— Problem to work on —
Count every line of the material that holds the string "name". Respond with the total only.

═════ Recorded data

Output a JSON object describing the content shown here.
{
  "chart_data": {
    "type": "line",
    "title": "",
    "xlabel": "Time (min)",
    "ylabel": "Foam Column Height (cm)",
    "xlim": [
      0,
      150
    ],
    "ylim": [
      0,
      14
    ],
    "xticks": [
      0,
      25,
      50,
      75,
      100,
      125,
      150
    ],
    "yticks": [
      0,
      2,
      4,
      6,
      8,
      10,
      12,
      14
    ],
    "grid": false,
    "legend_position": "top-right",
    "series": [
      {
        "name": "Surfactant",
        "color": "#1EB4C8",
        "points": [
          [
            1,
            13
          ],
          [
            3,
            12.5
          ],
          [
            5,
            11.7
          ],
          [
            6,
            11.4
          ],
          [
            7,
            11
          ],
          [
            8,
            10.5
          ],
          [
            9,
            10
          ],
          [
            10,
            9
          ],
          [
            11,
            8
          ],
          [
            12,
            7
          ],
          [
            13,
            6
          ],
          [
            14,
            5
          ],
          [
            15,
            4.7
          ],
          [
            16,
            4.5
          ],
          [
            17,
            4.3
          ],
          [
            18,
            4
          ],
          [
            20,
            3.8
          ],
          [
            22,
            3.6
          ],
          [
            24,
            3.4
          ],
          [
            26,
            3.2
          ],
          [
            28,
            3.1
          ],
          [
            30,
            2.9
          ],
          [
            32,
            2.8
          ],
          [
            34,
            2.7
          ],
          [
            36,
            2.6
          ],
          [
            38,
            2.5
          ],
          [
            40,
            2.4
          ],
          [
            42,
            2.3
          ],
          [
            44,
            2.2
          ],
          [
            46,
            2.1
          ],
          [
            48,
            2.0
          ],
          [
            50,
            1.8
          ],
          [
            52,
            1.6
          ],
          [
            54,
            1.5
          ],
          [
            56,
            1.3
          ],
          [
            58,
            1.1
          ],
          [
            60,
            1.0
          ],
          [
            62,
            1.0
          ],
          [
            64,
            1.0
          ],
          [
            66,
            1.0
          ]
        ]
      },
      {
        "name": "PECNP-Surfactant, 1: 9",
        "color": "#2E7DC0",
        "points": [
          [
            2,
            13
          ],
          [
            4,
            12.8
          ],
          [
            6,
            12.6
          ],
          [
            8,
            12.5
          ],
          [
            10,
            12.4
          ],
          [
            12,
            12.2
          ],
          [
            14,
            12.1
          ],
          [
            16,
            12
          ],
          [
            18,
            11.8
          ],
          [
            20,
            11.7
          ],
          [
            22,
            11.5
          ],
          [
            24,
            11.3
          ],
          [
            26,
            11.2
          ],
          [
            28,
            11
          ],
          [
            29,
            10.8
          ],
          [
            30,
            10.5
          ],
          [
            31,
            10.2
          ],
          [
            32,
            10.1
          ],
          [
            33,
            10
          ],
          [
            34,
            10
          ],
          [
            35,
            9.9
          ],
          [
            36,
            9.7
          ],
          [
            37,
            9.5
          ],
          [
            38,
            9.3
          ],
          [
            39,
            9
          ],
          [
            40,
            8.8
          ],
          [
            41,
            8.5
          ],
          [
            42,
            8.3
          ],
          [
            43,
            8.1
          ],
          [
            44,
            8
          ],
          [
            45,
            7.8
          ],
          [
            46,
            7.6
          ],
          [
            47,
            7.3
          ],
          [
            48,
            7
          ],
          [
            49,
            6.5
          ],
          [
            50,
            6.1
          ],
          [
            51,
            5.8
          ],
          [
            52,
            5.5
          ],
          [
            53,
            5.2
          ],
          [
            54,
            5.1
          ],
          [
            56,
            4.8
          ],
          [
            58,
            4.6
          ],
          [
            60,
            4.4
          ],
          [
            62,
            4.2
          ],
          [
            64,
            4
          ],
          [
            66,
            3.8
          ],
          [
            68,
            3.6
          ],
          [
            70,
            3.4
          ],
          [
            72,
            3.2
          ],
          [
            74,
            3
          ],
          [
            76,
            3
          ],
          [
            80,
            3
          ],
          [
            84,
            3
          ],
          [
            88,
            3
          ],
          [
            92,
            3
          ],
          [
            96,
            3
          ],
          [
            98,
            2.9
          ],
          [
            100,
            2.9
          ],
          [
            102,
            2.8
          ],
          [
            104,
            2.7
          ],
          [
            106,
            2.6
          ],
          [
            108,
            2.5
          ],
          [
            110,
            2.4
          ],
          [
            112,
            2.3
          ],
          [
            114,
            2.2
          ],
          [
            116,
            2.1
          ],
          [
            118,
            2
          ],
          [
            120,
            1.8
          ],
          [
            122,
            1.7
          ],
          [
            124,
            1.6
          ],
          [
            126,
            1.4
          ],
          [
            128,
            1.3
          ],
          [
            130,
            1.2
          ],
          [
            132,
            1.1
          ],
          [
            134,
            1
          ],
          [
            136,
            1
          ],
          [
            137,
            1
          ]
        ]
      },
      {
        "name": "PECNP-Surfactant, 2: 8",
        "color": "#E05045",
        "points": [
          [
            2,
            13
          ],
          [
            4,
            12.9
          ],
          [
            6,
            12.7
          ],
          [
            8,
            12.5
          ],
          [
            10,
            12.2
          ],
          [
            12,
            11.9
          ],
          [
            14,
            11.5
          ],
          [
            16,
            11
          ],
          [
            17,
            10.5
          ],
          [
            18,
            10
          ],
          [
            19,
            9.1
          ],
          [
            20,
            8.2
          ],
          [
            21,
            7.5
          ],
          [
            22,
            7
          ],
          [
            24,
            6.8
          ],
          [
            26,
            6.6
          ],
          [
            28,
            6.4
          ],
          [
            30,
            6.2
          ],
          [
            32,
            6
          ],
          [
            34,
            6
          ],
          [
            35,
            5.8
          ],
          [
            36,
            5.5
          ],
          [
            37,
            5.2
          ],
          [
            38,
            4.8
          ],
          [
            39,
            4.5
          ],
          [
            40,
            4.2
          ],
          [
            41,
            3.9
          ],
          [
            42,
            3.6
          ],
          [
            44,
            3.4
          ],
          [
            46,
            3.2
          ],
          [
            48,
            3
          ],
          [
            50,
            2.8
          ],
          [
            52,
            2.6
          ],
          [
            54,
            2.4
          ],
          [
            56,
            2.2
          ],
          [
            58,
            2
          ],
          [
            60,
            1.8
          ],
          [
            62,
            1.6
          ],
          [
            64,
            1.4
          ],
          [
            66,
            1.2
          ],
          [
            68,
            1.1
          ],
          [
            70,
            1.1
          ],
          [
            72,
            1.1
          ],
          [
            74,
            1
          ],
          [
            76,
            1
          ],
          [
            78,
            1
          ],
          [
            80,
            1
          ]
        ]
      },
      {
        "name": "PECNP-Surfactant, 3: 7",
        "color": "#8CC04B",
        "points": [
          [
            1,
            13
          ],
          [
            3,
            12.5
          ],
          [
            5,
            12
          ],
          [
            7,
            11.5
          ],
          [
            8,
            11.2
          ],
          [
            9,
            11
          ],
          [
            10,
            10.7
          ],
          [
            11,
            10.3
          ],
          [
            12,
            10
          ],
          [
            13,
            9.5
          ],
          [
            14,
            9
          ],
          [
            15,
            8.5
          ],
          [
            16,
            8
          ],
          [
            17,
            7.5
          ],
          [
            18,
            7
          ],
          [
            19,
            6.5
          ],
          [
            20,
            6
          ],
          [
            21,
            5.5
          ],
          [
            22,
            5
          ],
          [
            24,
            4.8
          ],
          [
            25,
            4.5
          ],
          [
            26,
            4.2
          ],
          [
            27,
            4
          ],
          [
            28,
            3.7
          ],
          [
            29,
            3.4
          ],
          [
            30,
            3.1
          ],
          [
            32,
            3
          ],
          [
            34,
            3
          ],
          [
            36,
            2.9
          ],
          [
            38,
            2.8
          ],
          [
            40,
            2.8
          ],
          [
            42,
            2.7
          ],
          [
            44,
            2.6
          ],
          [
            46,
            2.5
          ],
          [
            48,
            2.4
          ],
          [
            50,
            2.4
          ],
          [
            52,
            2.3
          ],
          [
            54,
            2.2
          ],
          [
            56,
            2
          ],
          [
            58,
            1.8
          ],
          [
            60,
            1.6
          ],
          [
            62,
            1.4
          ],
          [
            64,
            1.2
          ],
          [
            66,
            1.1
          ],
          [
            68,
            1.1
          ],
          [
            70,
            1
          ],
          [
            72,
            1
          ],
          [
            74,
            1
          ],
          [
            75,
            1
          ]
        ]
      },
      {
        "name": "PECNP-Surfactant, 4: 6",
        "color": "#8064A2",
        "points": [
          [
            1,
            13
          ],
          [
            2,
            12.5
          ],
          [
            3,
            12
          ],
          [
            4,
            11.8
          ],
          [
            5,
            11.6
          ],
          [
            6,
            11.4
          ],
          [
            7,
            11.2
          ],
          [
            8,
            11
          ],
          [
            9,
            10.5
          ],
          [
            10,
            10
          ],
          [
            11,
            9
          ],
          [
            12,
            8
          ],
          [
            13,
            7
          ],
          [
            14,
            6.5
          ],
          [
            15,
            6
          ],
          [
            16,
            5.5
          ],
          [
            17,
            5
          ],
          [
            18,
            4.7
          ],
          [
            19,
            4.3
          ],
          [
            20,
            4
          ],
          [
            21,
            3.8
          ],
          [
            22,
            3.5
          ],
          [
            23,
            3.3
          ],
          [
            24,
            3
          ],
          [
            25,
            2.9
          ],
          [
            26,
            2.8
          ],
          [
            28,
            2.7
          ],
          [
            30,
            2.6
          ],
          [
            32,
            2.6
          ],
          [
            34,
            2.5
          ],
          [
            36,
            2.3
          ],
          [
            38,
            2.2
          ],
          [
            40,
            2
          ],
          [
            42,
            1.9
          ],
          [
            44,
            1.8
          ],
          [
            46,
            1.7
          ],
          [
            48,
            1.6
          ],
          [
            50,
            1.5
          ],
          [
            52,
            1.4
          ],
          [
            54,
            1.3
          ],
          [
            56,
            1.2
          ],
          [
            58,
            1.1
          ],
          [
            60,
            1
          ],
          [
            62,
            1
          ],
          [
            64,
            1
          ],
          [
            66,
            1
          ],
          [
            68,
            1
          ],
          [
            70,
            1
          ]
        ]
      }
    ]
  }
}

══════════

— Expected answer —
5